#### Requirements:
In the material below, find how many lines contain the string "لأنه". Write only that number.

** start **

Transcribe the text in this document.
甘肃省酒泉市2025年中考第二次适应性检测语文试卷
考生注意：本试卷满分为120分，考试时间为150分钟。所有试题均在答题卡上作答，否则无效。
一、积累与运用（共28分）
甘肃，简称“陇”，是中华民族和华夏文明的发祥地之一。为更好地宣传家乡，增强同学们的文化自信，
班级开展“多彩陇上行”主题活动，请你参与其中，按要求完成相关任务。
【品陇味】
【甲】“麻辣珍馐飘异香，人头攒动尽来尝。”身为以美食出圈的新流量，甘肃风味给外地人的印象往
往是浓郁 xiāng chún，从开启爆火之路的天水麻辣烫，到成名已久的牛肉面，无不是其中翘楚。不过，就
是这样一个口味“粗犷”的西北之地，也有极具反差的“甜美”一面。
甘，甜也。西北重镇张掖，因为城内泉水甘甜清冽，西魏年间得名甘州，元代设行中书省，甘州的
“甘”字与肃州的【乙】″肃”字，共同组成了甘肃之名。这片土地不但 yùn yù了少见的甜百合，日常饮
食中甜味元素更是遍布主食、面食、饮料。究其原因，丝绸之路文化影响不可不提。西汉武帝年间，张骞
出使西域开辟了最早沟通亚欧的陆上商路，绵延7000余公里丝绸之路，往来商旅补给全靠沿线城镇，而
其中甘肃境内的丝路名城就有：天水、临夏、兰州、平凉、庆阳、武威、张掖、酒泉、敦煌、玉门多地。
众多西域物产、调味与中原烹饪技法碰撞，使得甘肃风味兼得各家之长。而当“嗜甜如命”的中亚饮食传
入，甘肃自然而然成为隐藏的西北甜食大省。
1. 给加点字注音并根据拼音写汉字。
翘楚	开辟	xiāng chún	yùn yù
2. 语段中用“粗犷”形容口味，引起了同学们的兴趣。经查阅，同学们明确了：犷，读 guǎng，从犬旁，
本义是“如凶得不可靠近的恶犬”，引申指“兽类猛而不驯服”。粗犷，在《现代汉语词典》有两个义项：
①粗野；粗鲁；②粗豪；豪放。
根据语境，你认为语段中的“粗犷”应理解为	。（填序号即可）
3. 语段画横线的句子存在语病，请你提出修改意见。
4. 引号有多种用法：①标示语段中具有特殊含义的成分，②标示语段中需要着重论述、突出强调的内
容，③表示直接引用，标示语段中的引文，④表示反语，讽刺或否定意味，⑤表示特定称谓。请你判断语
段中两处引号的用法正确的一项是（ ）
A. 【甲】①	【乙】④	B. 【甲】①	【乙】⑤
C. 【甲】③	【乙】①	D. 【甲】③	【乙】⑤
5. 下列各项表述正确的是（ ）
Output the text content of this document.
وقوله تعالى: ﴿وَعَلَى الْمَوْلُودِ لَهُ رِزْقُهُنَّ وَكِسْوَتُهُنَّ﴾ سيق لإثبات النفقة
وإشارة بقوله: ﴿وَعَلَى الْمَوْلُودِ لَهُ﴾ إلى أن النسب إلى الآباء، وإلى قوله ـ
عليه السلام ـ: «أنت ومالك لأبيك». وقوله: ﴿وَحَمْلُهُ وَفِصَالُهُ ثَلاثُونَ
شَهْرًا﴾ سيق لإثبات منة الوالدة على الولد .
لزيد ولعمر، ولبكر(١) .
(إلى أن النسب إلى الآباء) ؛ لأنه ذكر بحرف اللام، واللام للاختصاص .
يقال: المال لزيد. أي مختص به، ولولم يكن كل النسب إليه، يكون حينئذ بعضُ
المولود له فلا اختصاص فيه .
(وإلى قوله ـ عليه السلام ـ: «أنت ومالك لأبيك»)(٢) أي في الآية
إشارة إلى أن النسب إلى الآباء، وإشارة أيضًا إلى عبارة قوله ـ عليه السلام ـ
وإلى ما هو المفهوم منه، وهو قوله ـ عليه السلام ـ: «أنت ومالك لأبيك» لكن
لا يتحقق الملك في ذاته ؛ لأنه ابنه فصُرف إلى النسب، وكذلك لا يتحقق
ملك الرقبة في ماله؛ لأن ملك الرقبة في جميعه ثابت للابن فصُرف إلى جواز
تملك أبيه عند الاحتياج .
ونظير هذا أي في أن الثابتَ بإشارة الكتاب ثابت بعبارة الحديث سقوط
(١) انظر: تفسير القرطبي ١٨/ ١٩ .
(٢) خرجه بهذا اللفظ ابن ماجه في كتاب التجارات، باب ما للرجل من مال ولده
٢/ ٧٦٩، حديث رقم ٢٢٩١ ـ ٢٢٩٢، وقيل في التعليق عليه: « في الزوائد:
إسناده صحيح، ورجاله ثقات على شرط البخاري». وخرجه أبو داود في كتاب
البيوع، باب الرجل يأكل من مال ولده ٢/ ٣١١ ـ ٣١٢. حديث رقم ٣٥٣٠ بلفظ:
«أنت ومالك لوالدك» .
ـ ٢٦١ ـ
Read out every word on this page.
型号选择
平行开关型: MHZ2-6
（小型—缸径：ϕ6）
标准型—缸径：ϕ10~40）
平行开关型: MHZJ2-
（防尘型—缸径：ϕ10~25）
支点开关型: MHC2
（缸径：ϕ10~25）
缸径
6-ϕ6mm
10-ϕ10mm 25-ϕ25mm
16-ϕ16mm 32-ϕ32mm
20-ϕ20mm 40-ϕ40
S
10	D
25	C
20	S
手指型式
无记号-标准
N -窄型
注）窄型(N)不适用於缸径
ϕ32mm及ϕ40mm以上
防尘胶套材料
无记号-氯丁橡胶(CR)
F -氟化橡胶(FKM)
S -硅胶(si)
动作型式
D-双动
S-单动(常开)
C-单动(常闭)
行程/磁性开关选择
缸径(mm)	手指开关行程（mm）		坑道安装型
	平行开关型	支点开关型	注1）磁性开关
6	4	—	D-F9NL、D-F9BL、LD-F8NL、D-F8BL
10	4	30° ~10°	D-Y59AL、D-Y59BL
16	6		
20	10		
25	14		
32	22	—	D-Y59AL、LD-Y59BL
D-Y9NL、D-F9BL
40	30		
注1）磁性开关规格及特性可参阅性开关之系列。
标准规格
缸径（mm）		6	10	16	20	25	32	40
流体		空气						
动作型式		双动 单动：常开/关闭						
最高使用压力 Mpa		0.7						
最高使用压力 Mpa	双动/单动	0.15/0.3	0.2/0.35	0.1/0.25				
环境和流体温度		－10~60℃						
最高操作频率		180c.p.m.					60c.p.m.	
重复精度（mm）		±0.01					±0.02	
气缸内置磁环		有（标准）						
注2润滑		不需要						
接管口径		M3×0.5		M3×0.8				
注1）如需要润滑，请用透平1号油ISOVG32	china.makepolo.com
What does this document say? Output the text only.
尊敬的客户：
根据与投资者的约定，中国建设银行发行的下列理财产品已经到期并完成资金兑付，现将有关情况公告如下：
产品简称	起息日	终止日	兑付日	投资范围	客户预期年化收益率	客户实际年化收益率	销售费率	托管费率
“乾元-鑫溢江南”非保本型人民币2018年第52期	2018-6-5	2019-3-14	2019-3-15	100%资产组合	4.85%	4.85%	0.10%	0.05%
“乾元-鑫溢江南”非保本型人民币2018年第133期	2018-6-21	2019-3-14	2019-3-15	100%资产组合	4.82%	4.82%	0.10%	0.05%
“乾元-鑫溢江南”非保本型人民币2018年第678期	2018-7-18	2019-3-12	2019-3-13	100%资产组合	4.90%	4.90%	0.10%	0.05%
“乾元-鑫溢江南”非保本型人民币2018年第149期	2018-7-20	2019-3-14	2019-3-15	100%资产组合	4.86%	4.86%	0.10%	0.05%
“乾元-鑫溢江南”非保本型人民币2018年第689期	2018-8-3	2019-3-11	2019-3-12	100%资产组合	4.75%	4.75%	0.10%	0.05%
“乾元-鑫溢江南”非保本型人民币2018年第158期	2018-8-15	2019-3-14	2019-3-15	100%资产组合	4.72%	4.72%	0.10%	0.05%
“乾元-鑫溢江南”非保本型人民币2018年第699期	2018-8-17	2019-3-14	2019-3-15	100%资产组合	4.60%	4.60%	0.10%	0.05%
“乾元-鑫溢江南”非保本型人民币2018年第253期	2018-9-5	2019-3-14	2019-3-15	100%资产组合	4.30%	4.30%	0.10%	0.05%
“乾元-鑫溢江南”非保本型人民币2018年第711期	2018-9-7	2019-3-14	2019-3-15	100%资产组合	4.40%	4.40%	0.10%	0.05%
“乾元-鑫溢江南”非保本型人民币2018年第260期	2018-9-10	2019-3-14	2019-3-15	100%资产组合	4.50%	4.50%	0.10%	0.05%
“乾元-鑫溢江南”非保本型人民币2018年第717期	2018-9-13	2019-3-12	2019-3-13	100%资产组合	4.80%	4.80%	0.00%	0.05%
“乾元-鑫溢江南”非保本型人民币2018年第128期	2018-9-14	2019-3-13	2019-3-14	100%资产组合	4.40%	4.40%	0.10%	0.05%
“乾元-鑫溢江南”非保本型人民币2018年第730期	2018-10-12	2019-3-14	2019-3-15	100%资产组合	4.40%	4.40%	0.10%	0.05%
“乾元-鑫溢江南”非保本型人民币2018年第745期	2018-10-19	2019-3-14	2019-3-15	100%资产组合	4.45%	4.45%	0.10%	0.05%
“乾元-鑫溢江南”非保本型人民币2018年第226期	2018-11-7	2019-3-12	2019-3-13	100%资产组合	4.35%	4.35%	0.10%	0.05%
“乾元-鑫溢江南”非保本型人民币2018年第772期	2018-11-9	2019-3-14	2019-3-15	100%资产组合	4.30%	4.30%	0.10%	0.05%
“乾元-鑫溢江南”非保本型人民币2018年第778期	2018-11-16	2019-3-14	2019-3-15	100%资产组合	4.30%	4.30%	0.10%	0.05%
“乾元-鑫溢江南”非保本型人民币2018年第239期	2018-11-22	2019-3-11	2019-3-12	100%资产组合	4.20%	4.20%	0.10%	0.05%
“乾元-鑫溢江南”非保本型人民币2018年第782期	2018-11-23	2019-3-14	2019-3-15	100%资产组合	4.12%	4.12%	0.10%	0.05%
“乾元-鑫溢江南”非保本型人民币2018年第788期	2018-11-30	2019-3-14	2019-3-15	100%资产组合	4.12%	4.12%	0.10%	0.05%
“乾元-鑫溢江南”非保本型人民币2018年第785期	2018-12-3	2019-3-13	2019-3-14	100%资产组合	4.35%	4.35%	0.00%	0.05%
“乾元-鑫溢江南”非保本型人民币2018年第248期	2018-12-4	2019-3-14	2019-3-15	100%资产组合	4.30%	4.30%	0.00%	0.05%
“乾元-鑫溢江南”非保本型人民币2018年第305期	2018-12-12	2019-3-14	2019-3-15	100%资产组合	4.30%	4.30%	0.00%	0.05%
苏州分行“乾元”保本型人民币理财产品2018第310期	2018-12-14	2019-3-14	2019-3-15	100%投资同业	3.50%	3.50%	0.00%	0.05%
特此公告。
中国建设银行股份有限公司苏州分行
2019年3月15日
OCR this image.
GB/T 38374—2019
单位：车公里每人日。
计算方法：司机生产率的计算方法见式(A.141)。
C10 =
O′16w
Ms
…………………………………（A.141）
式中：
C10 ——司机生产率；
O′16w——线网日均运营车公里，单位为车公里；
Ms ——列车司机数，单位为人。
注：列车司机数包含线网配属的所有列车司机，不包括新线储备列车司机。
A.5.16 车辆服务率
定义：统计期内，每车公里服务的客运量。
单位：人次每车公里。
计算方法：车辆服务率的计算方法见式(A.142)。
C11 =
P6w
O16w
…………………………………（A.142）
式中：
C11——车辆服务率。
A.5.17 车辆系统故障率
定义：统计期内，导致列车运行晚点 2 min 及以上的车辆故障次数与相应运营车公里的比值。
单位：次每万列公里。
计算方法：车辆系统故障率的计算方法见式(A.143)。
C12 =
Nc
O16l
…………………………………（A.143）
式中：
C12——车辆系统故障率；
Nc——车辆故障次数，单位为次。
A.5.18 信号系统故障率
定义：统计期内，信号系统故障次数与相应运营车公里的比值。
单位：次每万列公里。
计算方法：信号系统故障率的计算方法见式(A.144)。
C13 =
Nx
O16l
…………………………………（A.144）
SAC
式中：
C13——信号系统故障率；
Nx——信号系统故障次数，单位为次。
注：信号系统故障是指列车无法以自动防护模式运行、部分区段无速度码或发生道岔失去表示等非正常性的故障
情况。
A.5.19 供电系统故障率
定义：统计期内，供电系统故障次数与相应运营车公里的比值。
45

** end **

#### Output for this exercise:
2